PROBLEM REQUIREMENTS » In the records below, find the line containing "Transcribe the text in this document.", then copy that line and all lines after it, exactly, omitting every picture.

+--

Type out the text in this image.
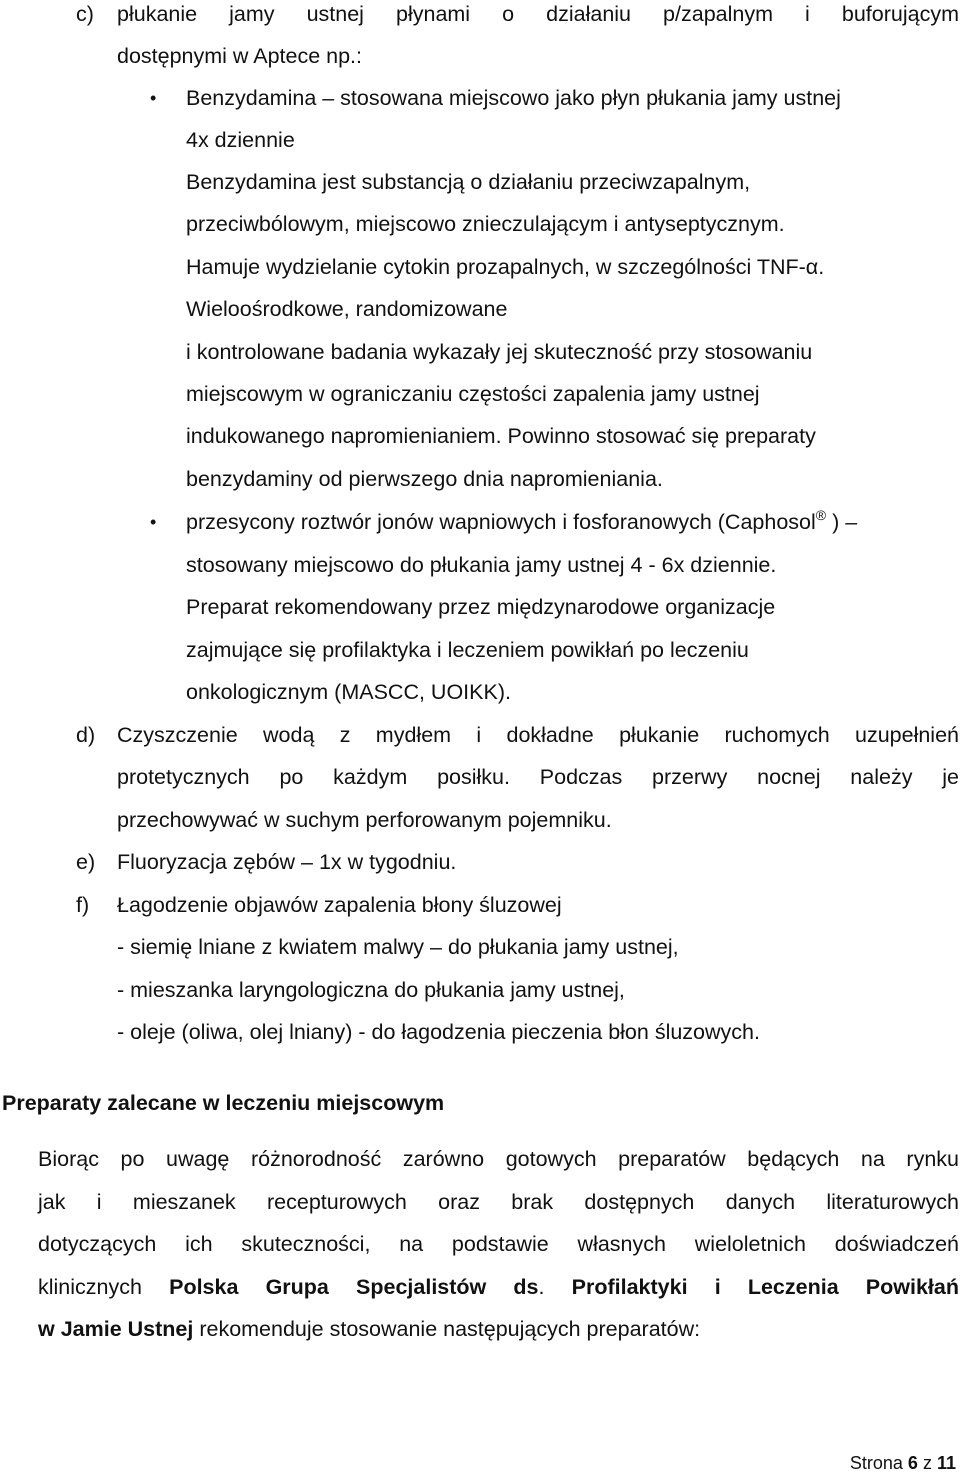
c) płukanie jamy ustnej płynami o działaniu p/zapalnym i buforującym
dostępnymi w Aptece np.:
• Benzydamina – stosowana miejscowo jako płyn płukania jamy ustnej
4x dziennie
Benzydamina jest substancją o działaniu przeciwzapalnym,
przeciwbólowym, miejscowo znieczulającym i antyseptycznym.
Hamuje wydzielanie cytokin prozapalnych, w szczególności TNF-α.
Wieloośrodkowe, randomizowane
i kontrolowane badania wykazały jej skuteczność przy stosowaniu
miejscowym w ograniczaniu częstości zapalenia jamy ustnej
indukowanego napromienianiem. Powinno stosować się preparaty
benzydaminy od pierwszego dnia napromieniania.
• przesycony roztwór jonów wapniowych i fosforanowych (Caphosol® ) –
stosowany miejscowo do płukania jamy ustnej 4 - 6x dziennie.
Preparat rekomendowany przez międzynarodowe organizacje
zajmujące się profilaktyka i leczeniem powikłań po leczeniu
onkologicznym (MASCC, UOIKK).
d) Czyszczenie wodą z mydłem i dokładne płukanie ruchomych uzupełnień
protetycznych po każdym posiłku. Podczas przerwy nocnej należy je
przechowywać w suchym perforowanym pojemniku.
e) Fluoryzacja zębów – 1x w tygodniu.
f) Łagodzenie objawów zapalenia błony śluzowej
- siemię lniane z kwiatem malwy – do płukania jamy ustnej,
- mieszanka laryngologiczna do płukania jamy ustnej,
- oleje (oliwa, olej lniany) - do łagodzenia pieczenia błon śluzowych.
Preparaty zalecane w leczeniu miejscowym
Biorąc po uwagę różnorodność zarówno gotowych preparatów będących na rynku
jak i mieszanek recepturowych oraz brak dostępnych danych literaturowych
dotyczących ich skuteczności, na podstawie własnych wieloletnich doświadczeń
klinicznych Polska Grupa Specjalistów ds. Profilaktyki i Leczenia Powikłań
w Jamie Ustnej rekomenduje stosowanie następujących preparatów:
Strona 6 z 11
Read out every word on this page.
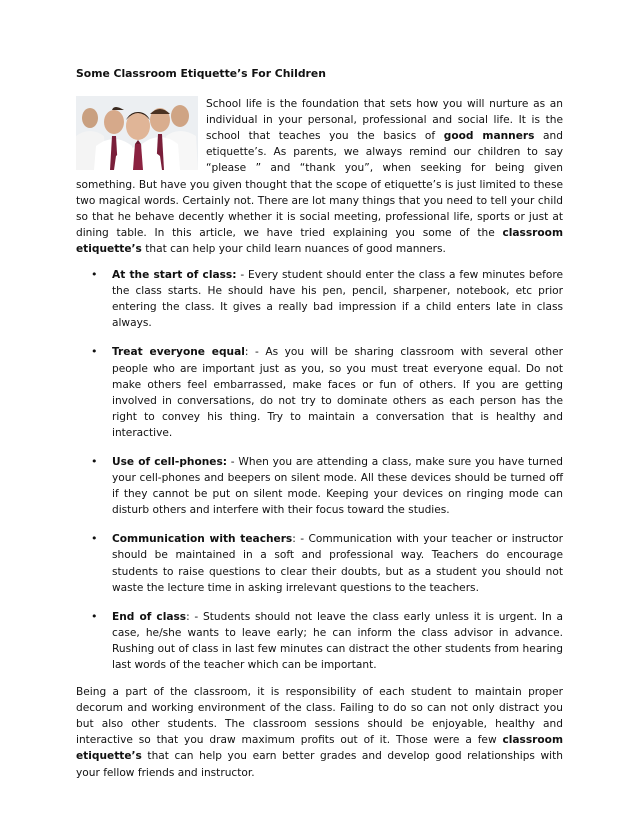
Some Classroom Etiquette’s For Children

School life is the foundation that sets how you will nurture as an individual in your personal, professional and social life. It is the school that teaches you the basics of good manners and etiquette’s. As parents, we always remind our children to say “please ” and “thank you”, when seeking for being given something. But have you given thought that the scope of etiquette’s is just limited to these two magical words. Certainly not. There are lot many things that you need to tell your child so that he behave decently whether it is social meeting, professional life, sports or just at dining table. In this article, we have tried explaining you some of the classroom etiquette’s that can help your child learn nuances of good manners.

• At the start of class: - Every student should enter the class a few minutes before the class starts. He should have his pen, pencil, sharpener, notebook, etc prior entering the class. It gives a really bad impression if a child enters late in class always.
• Treat everyone equal: - As you will be sharing classroom with several other people who are important just as you, so you must treat everyone equal. Do not make others feel embarrassed, make faces or fun of others. If you are getting involved in conversations, do not try to dominate others as each person has the right to convey his thing. Try to maintain a conversation that is healthy and interactive.
• Use of cell-phones: - When you are attending a class, make sure you have turned your cell-phones and beepers on silent mode. All these devices should be turned off if they cannot be put on silent mode. Keeping your devices on ringing mode can disturb others and interfere with their focus toward the studies.
• Communication with teachers: - Communication with your teacher or instructor should be maintained in a soft and professional way. Teachers do encourage students to raise questions to clear their doubts, but as a student you should not waste the lecture time in asking irrelevant questions to the teachers.
• End of class: - Students should not leave the class early unless it is urgent. In a case, he/she wants to leave early; he can inform the class advisor in advance. Rushing out of class in last few minutes can distract the other students from hearing last words of the teacher which can be important.

Being a part of the classroom, it is responsibility of each student to maintain proper decorum and working environment of the class. Failing to do so can not only distract you but also other students. The classroom sessions should be enjoyable, healthy and interactive so that you draw maximum profits out of it. Those were a few classroom etiquette’s that can help you earn better grades and develop good relationships with your fellow friends and instructor.
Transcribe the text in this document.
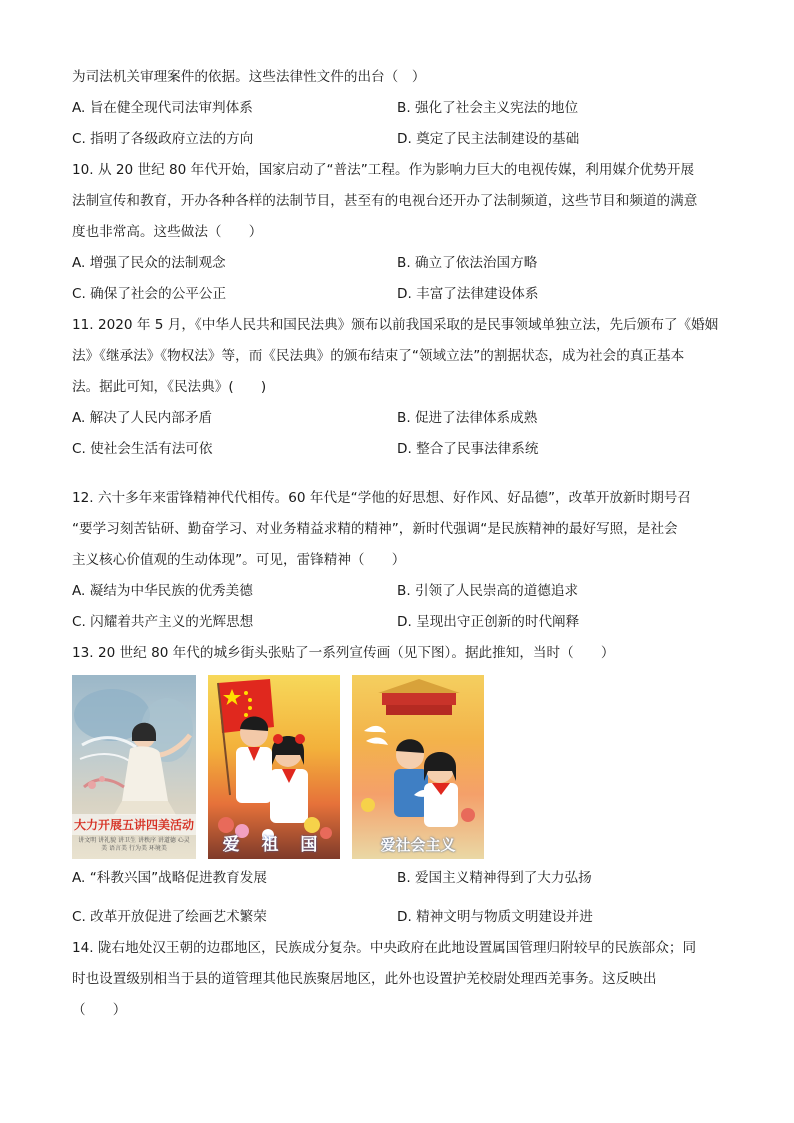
为司法机关审理案件的依据。这些法律性文件的出台（　）
A. 旨在健全现代司法审判体系	B. 强化了社会主义宪法的地位
C. 指明了各级政府立法的方向	D. 奠定了民主法制建设的基础
10. 从 20 世纪 80 年代开始，国家启动了“普法”工程。作为影响力巨大的电视传媒，利用媒介优势开展
法制宣传和教育，开办各种各样的法制节目，甚至有的电视台还开办了法制频道，这些节目和频道的满意
度也非常高。这些做法（　　）
A. 增强了民众的法制观念	B. 确立了依法治国方略
C. 确保了社会的公平公正	D. 丰富了法律建设体系
11. 2020 年 5 月，《中华人民共和国民法典》颁布以前我国采取的是民事领域单独立法，先后颁布了《婚姻
法》《继承法》《物权法》等，而《民法典》的颁布结束了“领域立法”的割据状态，成为社会的真正基本
法。据此可知，《民法典》(　　)
A. 解决了人民内部矛盾	B. 促进了法律体系成熟
C. 使社会生活有法可依	D. 整合了民事法律系统
12. 六十多年来雷锋精神代代相传。60 年代是“学他的好思想、好作风、好品德”，改革开放新时期号召
“要学习刻苦钻研、勤奋学习、对业务精益求精的精神”，新时代强调“是民族精神的最好写照，是社会
主义核心价值观的生动体现”。可见，雷锋精神（　　）
A. 凝结为中华民族的优秀美德	B. 引领了人民崇高的道德追求
C. 闪耀着共产主义的光辉思想	D. 呈现出守正创新的时代阐释
13. 20 世纪 80 年代的城乡街头张贴了一系列宣传画（见下图）。据此推知，当时（　　）
大力开展五讲四美活动
讲文明 讲礼貌 讲卫生 讲秩序 讲道德 心灵美 语言美 行为美 环境美	爱 祖 国	爱社会主义
A. “科教兴国”战略促进教育发展	B. 爱国主义精神得到了大力弘扬
C. 改革开放促进了绘画艺术繁荣	D. 精神文明与物质文明建设并进
14. 陇右地处汉王朝的边郡地区，民族成分复杂。中央政府在此地设置属国管理归附较早的民族部众；同
时也设置级别相当于县的道管理其他民族聚居地区，此外也设置护羌校尉处理西羌事务。这反映出
（　　）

+--

RESULT FOR THIS EXERCISE »
Transcribe the text in this document.
为司法机关审理案件的依据。这些法律性文件的出台（　）
A. 旨在健全现代司法审判体系	B. 强化了社会主义宪法的地位
C. 指明了各级政府立法的方向	D. 奠定了民主法制建设的基础
10. 从 20 世纪 80 年代开始，国家启动了“普法”工程。作为影响力巨大的电视传媒，利用媒介优势开展
法制宣传和教育，开办各种各样的法制节目，甚至有的电视台还开办了法制频道，这些节目和频道的满意
度也非常高。这些做法（　　）
A. 增强了民众的法制观念	B. 确立了依法治国方略
C. 确保了社会的公平公正	D. 丰富了法律建设体系
11. 2020 年 5 月，《中华人民共和国民法典》颁布以前我国采取的是民事领域单独立法，先后颁布了《婚姻
法》《继承法》《物权法》等，而《民法典》的颁布结束了“领域立法”的割据状态，成为社会的真正基本
法。据此可知，《民法典》(　　)
A. 解决了人民内部矛盾	B. 促进了法律体系成熟
C. 使社会生活有法可依	D. 整合了民事法律系统
12. 六十多年来雷锋精神代代相传。60 年代是“学他的好思想、好作风、好品德”，改革开放新时期号召
“要学习刻苦钻研、勤奋学习、对业务精益求精的精神”，新时代强调“是民族精神的最好写照，是社会
主义核心价值观的生动体现”。可见，雷锋精神（　　）
A. 凝结为中华民族的优秀美德	B. 引领了人民崇高的道德追求
C. 闪耀着共产主义的光辉思想	D. 呈现出守正创新的时代阐释
13. 20 世纪 80 年代的城乡街头张贴了一系列宣传画（见下图）。据此推知，当时（　　）
大力开展五讲四美活动
讲文明 讲礼貌 讲卫生 讲秩序 讲道德 心灵美 语言美 行为美 环境美	爱 祖 国	爱社会主义
A. “科教兴国”战略促进教育发展	B. 爱国主义精神得到了大力弘扬
C. 改革开放促进了绘画艺术繁荣	D. 精神文明与物质文明建设并进
14. 陇右地处汉王朝的边郡地区，民族成分复杂。中央政府在此地设置属国管理归附较早的民族部众；同
时也设置级别相当于县的道管理其他民族聚居地区，此外也设置护羌校尉处理西羌事务。这反映出
（　　）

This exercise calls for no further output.